### PROBLEM STATEMENT:
Images must not appear in your copy; reproduce every other part of the records exactly.

### SOURCE MATERIAL:
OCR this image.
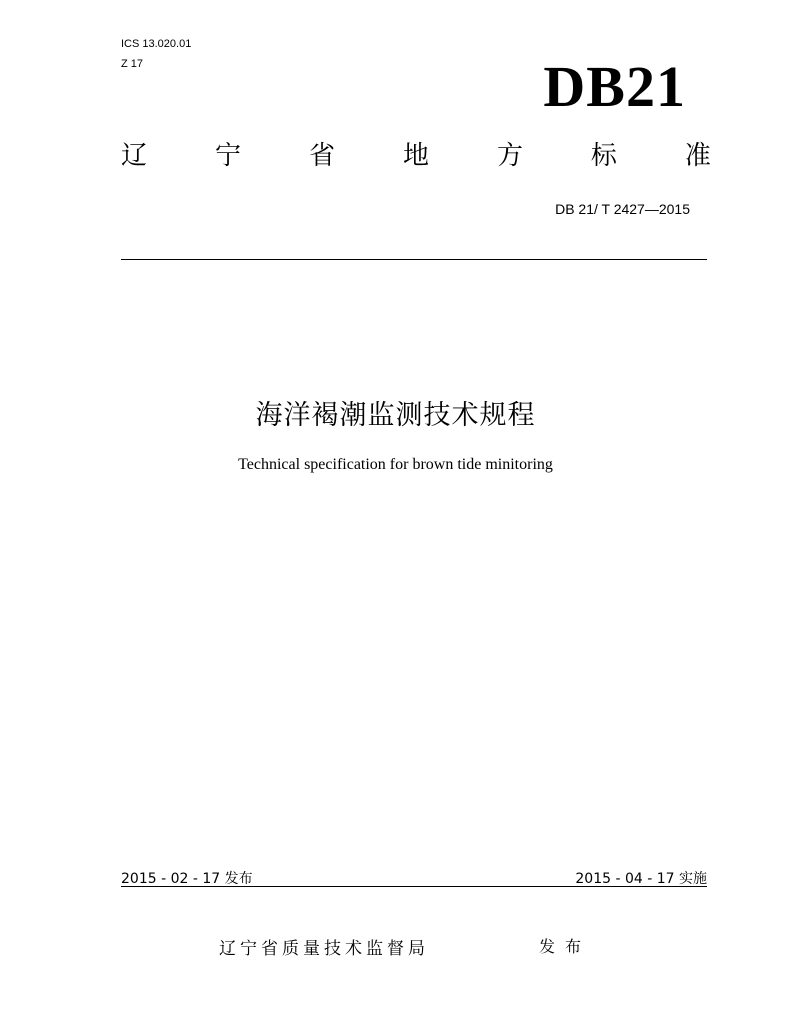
ICS 13.020.01
Z 17	DB21
辽	宁	省	地	方	标	准
DB 21/ T 2427—2015
海洋褐潮监测技术规程
Technical specification for brown tide minitoring
2015 - 02 - 17 发布	2015 - 04 - 17 实施
辽宁省质量技术监督局	发布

### RESPONSE TO THE TASK:
OCR this image.
ICS 13.020.01
Z 17	DB21
辽	宁	省	地	方	标	准
DB 21/ T 2427—2015
海洋褐潮监测技术规程
Technical specification for brown tide minitoring
2015 - 02 - 17 发布	2015 - 04 - 17 实施
辽宁省质量技术监督局	发布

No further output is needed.